PROBLEM TO WORK ON: Pull out every line below containing the word "image".

**** RECORDED DATA

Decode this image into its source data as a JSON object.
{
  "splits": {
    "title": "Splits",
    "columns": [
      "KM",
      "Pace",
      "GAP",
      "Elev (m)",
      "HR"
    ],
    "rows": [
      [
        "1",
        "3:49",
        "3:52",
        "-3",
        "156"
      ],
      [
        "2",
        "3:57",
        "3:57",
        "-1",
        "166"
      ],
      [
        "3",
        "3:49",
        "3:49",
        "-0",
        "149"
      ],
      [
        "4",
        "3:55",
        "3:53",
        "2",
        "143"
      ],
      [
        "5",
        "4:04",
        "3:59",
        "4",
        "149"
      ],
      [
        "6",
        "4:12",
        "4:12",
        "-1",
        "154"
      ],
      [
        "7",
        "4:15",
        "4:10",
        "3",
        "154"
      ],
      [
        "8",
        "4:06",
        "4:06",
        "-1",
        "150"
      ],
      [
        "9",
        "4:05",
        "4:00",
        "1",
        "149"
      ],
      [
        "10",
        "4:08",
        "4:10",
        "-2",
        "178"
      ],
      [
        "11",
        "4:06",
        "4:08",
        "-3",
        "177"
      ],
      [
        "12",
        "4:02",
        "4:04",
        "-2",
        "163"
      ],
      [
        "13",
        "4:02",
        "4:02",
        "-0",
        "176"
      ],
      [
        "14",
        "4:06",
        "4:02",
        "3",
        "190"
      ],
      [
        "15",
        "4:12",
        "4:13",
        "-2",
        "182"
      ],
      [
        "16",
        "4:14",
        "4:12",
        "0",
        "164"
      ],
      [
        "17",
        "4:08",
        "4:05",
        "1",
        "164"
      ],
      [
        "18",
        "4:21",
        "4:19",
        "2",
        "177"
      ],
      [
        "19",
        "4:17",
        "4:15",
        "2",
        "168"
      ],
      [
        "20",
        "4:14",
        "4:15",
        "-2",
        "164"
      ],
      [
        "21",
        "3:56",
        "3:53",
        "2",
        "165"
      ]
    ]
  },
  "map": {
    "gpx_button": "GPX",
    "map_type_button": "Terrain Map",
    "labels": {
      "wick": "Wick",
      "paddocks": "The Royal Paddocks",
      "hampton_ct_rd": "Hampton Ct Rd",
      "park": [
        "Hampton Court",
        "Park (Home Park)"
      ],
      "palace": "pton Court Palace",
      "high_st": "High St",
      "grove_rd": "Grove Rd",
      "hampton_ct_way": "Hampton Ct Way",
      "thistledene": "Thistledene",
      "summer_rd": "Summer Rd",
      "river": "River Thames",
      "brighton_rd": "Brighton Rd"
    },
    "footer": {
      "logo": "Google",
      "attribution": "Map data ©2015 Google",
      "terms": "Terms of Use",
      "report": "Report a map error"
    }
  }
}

********
**** RECORDED DATA

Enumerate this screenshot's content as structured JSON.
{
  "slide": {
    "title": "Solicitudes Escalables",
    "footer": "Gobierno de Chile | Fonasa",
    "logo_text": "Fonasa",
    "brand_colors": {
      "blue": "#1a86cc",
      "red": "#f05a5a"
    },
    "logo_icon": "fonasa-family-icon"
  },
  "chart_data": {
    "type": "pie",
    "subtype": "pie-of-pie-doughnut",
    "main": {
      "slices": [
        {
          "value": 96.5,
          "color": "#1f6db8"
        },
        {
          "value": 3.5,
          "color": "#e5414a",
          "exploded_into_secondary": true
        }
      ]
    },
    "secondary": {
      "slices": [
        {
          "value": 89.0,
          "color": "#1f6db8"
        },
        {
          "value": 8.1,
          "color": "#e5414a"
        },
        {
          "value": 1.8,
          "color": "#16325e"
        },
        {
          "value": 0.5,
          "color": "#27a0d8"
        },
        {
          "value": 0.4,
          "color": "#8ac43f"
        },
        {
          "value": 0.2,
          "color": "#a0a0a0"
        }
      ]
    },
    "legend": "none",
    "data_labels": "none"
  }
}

********
**** RECORDED DATA

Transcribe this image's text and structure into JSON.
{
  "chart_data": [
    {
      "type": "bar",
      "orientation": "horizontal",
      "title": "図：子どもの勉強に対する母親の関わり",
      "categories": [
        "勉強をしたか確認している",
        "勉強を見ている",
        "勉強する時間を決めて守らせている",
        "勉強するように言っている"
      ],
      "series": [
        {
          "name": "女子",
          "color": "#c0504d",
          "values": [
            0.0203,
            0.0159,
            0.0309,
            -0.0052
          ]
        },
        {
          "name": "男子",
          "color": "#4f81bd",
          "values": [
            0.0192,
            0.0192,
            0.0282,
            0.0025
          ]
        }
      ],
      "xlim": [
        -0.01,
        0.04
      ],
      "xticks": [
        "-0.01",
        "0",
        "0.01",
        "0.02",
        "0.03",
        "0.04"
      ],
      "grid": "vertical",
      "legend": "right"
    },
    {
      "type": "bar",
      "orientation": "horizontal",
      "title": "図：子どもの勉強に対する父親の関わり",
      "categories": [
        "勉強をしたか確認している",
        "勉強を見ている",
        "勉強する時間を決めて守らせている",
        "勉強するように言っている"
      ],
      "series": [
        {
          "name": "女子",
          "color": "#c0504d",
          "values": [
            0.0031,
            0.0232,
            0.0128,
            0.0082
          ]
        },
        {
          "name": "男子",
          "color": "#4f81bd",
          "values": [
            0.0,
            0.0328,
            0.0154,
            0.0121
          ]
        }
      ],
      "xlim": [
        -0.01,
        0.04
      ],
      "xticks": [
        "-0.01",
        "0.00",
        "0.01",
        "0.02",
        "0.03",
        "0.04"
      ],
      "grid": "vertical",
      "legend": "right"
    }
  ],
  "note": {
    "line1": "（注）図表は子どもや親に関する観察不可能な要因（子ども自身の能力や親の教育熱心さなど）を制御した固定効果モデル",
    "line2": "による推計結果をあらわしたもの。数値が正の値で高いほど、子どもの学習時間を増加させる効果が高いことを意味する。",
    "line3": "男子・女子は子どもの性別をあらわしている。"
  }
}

********

RESPONSE TO THE TASK:
Decode this image into its source data as a JSON object.
Transcribe this image's text and structure into JSON.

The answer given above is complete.